Aim 1:
In the forum post on CPU and GPU memory, what size is given for the non-aliasing memory layout?
Aim 2:
List every memory layout named in the forum post on CPU and GPU memory, along with the size stated for each.
Aim 3:
Reproduce the forum post on CPU and GPU memory word for word from "Copying memory between" to "VRAM or greater.".

Supplied text:
↓

Posted on 20-Jun-2024 7:06:39
#220 ]
Elite Member
Joined: 9-Mar-2003
Posts: 5859
From: Australia

@matthey

Quote:

Copying memory between a discreet CPU and GPU, even with DMA, uses CPU memory bandwidth and GPU memory bandwidth reducing system memory bandwidth disproportionately too.

1. CPU generates a command list for GpGPU's consumption. This is a small size transaction.

2. When necessary, GpGPU fetches data from main memory or DirectX12U's DIrectStorage NVMe.

Large VRAM-equipped GPUs have lower PCIe hit rates.

For lower VRAM-equipped GPUs, higher PCIe access with texture fetch appears as hitches in the minimum frame time. This is not a problem for GpGPUs with 16 GB VRAM or greater.

https://www.slideshare.net/slideshow/framegraph-extensible-rendering-architecture-in-frostbite/72795495
DirectX 12 PC memory layout = 80 MB
PS4 memory layout = 77 MB
XBO memory layout = 76 MB
Non-aliasing memory layout = 147 MB (this is old school).

PC DirectX12 has features to minimize data copies.

Quote:

HSA reduces the overhead of shared memory but does not eliminate it. Non-shared memory can avoid shared memory overhead at the cost of reduced memory for all units. There is no free lunch. An integrated GPU still has the performance advantage over a discreet GPU because the CPU, GPU and memory can all be physically closer together reducing communication latencies with or without HSA.

A shared GPU and CPU in an APU also has a shared TDP budget.

↑

Record excerpts:
↓

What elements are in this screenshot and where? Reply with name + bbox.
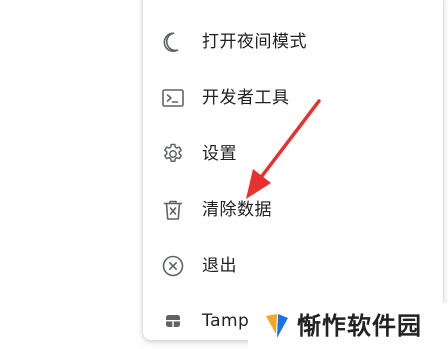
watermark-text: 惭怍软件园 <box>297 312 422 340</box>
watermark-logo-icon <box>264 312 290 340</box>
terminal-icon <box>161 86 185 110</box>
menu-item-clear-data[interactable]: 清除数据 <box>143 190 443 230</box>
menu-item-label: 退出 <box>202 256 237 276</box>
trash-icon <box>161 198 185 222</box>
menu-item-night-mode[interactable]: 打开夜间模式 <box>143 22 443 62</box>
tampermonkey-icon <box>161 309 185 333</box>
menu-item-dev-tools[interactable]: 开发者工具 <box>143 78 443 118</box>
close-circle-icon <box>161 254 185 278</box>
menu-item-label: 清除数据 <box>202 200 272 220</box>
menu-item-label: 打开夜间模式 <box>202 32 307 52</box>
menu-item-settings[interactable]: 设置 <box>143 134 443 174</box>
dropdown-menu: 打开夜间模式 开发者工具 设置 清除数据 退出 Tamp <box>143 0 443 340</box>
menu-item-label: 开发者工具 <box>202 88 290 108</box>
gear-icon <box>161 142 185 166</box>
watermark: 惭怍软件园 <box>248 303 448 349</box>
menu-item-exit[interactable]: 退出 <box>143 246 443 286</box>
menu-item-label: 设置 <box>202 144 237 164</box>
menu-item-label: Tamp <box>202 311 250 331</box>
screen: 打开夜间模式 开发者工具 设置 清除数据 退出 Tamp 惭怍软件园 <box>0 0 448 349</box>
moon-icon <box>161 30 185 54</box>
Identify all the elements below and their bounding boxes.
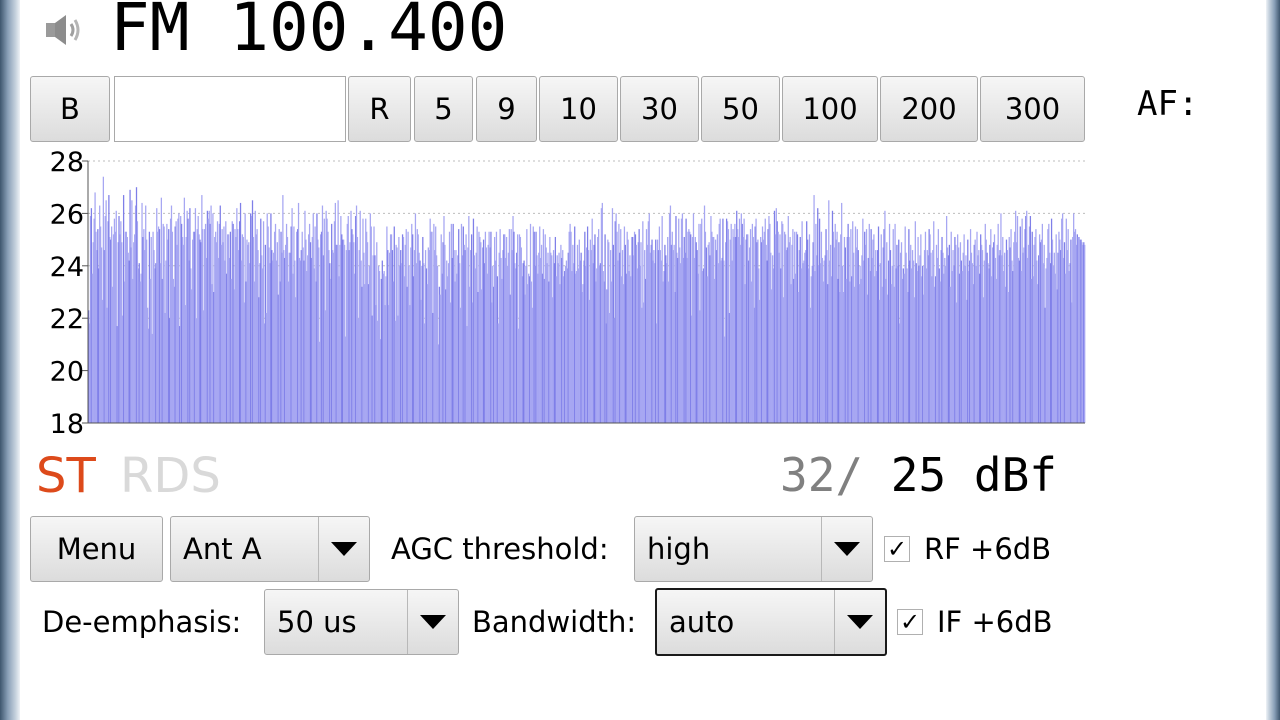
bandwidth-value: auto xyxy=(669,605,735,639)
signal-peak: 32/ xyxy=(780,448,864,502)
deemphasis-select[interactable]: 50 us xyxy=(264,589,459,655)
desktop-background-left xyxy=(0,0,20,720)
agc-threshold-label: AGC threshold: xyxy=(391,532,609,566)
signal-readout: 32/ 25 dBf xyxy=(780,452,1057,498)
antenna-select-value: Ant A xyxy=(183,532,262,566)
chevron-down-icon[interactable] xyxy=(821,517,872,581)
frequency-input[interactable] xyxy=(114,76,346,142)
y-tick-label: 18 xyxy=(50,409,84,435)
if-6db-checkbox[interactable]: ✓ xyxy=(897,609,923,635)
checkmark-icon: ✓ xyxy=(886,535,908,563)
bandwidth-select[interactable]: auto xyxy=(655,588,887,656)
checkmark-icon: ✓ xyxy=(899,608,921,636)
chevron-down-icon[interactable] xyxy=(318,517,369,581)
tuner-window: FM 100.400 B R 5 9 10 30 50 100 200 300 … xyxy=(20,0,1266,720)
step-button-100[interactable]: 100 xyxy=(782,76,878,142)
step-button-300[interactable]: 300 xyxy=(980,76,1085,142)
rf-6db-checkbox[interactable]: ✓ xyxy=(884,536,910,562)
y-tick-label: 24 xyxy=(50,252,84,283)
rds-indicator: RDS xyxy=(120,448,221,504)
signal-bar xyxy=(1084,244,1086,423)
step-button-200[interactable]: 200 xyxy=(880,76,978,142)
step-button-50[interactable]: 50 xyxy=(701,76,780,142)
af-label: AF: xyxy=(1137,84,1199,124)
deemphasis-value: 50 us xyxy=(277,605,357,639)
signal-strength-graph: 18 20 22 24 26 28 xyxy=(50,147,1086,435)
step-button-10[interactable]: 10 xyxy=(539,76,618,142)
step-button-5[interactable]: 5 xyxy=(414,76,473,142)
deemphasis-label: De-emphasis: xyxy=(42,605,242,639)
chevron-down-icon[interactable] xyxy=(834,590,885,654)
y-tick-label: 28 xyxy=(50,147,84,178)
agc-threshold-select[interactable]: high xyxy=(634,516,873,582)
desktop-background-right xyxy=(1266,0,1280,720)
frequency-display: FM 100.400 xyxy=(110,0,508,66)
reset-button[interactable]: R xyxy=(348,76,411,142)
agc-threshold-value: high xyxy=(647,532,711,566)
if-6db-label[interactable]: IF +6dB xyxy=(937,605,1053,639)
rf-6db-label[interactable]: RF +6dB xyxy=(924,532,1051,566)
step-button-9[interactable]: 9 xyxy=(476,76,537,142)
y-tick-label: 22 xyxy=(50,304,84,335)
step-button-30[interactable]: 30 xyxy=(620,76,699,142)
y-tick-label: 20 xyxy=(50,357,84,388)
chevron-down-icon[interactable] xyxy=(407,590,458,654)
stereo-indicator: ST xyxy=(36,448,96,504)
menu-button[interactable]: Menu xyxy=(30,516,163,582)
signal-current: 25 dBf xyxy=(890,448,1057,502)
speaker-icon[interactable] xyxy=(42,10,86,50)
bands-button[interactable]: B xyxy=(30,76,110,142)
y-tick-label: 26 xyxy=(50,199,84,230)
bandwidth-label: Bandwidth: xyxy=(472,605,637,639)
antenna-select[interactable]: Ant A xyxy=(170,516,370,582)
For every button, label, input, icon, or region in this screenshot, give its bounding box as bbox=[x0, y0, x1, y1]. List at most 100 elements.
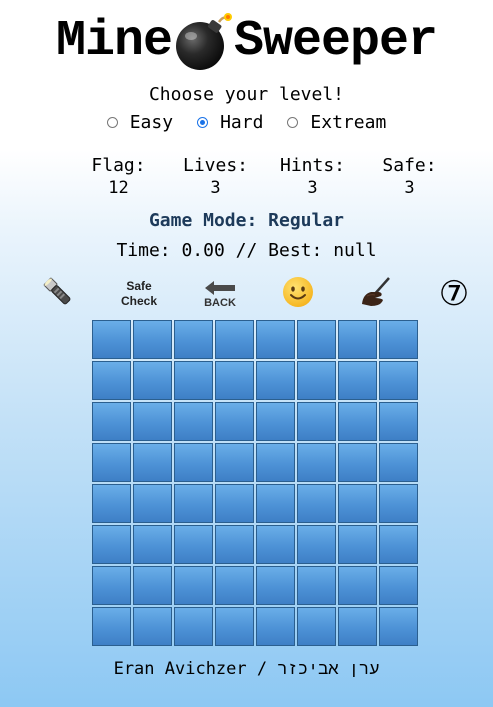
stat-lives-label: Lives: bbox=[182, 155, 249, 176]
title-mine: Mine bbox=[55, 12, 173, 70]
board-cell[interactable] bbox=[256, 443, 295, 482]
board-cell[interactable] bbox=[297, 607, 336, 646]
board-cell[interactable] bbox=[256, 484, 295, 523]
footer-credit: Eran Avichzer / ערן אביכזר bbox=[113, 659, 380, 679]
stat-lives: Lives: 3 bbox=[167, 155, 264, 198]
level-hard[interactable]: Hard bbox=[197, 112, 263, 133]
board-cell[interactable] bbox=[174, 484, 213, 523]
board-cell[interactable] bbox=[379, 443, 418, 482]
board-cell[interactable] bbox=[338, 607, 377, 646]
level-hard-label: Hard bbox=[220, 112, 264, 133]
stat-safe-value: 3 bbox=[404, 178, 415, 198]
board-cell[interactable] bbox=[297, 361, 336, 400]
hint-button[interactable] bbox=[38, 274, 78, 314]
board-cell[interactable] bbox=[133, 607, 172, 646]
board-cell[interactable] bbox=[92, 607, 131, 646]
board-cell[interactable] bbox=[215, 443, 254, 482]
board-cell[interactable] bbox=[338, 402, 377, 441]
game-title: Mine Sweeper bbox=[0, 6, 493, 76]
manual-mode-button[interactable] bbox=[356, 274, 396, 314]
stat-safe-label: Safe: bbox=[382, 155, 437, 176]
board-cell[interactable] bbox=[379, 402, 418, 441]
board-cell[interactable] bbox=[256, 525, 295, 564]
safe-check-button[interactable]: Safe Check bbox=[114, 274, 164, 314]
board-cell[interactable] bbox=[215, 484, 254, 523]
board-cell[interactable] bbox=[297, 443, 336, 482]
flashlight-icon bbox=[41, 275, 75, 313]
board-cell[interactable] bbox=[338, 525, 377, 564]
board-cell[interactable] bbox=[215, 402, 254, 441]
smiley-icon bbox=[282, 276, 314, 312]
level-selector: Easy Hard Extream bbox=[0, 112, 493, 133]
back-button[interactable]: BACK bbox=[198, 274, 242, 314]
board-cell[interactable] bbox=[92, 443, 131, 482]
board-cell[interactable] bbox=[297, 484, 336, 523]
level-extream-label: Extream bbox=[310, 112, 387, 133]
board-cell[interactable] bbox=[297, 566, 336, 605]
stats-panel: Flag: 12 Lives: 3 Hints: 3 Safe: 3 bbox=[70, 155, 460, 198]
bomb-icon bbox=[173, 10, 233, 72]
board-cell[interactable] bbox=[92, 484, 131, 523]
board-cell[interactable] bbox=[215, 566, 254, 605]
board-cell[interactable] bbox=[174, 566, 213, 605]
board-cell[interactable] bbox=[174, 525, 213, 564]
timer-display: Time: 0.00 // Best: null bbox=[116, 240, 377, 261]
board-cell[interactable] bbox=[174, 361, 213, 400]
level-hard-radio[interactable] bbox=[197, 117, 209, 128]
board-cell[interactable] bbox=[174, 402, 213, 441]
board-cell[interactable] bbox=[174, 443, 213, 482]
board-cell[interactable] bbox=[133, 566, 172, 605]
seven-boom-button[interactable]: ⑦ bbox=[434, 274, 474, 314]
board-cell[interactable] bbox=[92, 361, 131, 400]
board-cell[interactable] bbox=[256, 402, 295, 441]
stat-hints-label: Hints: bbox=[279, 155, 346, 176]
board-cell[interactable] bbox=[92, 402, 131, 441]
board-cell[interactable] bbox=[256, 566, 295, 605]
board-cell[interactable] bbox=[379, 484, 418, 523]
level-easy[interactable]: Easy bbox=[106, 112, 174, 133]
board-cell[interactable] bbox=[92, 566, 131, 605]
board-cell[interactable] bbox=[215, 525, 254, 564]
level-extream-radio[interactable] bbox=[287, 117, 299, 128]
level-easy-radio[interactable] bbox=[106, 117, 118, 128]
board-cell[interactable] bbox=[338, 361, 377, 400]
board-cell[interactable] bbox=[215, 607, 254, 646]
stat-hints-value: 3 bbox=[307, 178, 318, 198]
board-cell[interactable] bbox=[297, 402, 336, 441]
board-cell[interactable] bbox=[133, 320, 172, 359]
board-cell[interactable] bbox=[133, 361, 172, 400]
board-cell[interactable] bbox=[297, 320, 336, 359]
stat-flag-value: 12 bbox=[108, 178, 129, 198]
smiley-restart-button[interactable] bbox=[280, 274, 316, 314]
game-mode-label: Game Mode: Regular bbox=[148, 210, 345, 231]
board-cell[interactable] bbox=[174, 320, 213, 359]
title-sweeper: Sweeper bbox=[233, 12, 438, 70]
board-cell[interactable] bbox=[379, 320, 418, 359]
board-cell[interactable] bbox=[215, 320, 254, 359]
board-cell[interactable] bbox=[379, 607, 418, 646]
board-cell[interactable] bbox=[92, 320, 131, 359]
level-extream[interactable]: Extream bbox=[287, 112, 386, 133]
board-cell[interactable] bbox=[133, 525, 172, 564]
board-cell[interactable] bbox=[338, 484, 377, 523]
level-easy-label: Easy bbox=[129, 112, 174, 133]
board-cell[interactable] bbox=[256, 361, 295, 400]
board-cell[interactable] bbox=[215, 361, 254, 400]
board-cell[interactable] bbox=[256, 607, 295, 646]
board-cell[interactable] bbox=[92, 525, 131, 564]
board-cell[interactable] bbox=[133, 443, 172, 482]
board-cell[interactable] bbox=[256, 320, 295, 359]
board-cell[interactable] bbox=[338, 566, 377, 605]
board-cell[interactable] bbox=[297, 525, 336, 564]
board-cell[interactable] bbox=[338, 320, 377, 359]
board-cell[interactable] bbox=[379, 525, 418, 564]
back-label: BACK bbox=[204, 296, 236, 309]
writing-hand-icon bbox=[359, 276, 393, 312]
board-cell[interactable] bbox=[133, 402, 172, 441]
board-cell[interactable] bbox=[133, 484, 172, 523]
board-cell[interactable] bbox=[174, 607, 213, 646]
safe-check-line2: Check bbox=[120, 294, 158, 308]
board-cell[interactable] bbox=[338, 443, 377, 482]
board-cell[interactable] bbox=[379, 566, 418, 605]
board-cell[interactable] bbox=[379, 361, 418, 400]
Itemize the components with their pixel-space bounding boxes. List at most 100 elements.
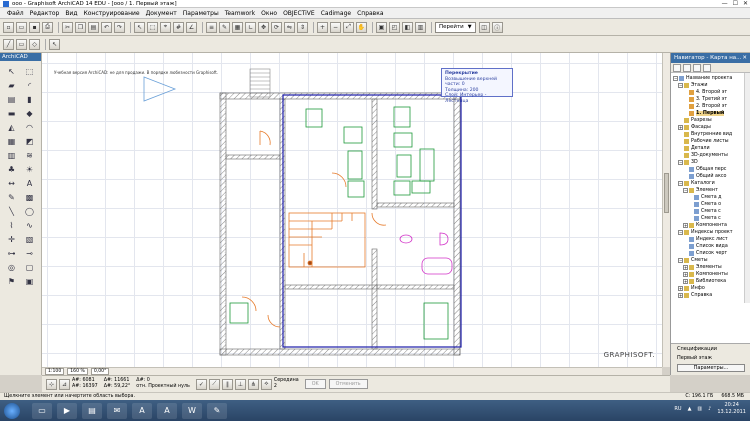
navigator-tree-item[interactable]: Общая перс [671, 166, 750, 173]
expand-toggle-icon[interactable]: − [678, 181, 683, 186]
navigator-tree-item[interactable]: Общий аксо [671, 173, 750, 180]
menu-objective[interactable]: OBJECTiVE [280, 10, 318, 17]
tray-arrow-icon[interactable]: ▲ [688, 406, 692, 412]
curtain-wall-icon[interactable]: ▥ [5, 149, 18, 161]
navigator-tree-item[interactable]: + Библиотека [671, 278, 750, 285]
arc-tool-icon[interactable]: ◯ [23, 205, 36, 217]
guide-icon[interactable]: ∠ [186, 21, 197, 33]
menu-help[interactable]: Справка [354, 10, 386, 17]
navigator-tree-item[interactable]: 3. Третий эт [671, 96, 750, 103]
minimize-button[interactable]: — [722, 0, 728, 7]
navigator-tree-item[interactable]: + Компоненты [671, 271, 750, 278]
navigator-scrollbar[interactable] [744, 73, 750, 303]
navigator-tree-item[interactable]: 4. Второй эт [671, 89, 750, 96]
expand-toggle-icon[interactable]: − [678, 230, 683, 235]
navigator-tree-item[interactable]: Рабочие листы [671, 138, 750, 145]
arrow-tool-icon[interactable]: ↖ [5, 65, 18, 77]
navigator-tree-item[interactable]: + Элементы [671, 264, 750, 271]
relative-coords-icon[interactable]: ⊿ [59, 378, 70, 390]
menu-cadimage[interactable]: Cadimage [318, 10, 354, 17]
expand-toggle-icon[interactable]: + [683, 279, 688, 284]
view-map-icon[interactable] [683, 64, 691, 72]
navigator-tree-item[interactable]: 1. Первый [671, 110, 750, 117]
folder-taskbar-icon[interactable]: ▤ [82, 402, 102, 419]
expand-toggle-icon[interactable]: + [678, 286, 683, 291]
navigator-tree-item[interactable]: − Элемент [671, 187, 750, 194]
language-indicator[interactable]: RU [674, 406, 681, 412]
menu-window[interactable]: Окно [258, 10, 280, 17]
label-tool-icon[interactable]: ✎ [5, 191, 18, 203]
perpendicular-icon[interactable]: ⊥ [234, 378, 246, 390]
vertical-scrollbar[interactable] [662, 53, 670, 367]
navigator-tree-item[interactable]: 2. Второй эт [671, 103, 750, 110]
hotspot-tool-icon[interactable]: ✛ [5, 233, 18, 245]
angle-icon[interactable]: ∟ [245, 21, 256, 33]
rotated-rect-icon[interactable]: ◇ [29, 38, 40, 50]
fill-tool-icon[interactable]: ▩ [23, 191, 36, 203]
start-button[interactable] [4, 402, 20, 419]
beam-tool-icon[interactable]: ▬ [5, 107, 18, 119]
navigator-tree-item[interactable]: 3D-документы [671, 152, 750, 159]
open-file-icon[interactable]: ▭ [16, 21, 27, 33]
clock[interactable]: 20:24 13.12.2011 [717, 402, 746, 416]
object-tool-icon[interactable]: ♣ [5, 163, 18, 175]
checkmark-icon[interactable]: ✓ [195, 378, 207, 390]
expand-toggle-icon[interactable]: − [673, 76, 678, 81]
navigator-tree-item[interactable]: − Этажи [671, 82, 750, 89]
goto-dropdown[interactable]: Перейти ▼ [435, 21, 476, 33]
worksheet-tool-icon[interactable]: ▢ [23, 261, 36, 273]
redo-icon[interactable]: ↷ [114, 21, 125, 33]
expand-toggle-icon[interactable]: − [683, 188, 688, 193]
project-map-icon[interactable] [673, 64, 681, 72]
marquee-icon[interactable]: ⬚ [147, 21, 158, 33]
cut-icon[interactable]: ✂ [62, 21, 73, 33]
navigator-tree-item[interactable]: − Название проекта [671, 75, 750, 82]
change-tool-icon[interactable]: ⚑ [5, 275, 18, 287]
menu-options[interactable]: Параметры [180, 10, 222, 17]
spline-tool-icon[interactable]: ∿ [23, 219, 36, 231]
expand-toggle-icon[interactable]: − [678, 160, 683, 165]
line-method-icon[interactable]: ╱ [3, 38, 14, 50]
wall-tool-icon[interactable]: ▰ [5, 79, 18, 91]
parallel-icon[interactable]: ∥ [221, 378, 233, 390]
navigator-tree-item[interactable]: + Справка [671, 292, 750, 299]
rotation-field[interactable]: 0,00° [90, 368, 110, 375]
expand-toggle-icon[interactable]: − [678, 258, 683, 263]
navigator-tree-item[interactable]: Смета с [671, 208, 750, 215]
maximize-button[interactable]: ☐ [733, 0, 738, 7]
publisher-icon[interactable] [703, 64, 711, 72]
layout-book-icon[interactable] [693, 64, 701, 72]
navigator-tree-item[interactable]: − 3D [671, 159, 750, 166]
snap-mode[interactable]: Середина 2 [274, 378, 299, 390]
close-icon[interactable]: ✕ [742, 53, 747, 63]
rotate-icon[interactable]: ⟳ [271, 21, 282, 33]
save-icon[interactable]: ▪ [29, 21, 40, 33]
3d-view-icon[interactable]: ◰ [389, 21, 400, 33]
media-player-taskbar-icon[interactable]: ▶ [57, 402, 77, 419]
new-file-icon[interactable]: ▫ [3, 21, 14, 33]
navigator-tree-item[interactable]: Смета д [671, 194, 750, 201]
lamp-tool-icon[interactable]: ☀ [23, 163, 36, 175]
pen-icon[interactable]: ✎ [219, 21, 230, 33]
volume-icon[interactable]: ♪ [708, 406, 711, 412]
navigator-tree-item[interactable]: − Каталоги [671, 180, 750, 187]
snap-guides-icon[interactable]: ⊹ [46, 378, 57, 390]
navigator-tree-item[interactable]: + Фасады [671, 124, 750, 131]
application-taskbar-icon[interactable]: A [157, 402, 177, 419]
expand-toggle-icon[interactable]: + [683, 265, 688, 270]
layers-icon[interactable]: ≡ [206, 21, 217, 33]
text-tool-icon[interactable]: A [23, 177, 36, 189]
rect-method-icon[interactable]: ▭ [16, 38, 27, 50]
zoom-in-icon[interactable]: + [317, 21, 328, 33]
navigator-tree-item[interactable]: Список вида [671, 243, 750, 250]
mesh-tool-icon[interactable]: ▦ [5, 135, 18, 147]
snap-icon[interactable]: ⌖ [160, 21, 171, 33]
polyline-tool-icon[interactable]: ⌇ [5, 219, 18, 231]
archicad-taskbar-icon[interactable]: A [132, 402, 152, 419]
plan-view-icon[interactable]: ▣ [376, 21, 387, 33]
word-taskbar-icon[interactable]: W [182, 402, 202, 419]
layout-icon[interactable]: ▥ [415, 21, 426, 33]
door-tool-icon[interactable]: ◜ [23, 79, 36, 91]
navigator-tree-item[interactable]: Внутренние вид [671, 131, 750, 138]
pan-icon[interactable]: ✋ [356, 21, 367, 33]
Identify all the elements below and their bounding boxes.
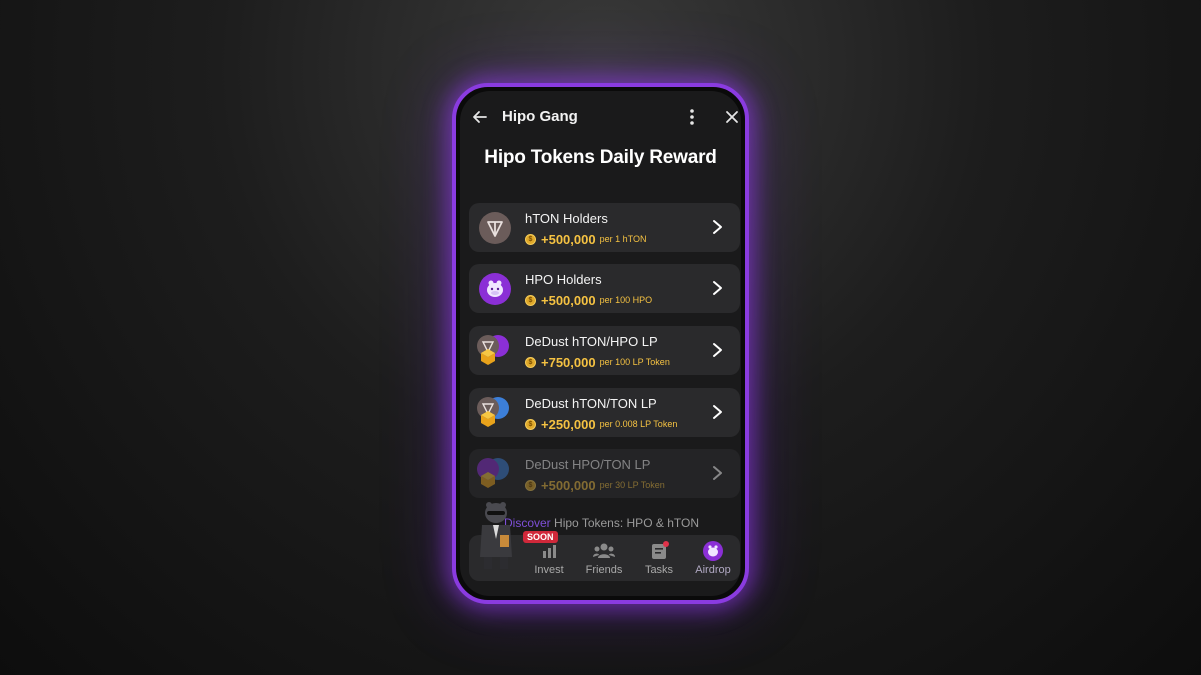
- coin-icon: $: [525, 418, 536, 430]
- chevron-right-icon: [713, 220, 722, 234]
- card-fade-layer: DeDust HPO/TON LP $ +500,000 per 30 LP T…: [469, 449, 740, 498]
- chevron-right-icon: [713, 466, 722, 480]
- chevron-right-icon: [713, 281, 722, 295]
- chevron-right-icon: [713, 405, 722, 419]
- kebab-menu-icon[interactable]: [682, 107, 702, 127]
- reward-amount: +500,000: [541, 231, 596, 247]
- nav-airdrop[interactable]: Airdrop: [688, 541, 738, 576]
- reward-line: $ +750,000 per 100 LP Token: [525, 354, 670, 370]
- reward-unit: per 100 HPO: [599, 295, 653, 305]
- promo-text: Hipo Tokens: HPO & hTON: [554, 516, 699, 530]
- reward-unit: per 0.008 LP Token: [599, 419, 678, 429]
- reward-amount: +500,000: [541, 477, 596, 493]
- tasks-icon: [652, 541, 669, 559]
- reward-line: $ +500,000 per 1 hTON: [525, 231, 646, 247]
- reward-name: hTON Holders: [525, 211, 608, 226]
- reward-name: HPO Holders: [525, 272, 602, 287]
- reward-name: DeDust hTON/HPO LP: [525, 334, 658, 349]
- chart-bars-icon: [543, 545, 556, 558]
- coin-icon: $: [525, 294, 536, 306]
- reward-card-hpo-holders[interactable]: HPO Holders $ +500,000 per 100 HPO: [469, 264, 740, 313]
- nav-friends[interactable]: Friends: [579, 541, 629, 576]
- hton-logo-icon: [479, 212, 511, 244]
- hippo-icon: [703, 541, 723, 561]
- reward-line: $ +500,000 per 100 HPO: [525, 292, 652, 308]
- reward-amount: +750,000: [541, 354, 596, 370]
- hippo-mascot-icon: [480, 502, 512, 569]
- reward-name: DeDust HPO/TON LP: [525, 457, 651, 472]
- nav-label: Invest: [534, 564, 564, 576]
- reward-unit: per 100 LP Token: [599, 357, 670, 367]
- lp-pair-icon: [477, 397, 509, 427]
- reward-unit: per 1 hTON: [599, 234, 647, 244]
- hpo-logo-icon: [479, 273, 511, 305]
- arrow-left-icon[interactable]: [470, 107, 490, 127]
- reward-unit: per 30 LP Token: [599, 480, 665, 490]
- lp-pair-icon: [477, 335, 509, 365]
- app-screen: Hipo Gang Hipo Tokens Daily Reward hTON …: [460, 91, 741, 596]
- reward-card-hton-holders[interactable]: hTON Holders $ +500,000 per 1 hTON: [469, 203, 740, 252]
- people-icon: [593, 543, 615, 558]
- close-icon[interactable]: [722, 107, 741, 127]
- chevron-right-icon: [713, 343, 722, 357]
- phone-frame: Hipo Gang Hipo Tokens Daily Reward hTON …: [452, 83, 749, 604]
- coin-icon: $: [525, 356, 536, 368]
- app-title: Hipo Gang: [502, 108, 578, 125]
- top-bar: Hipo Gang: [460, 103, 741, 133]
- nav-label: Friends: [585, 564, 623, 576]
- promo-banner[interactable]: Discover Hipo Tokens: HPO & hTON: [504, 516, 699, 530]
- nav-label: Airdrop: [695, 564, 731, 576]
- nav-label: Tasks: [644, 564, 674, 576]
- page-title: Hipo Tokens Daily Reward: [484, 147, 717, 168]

↑

Complete answer 1:
147 MB

Complete answer 2:
- DirectX 12 PC memory layout: 80 MB
- PS4 memory layout: 77 MB
- XBO memory layout: 76 MB
- Non-aliasing memory layout: 147 MB

Complete answer 3:
Copying memory between a discreet CPU and GPU, even with DMA, uses CPU memory bandwidth and GPU memory bandwidth reducing system memory bandwidth disproportionately too.

1. CPU generates a command list for GpGPU's consumption. This is a small size transaction.

2. When necessary, GpGPU fetches data from main memory or DirectX12U's DIrectStorage NVMe.

Large VRAM-equipped GPUs have lower PCIe hit rates.

For lower VRAM-equipped GPUs, higher PCIe access with texture fetch appears as hitches in the minimum frame time. This is not a problem for GpGPUs with 16 GB VRAM or greater.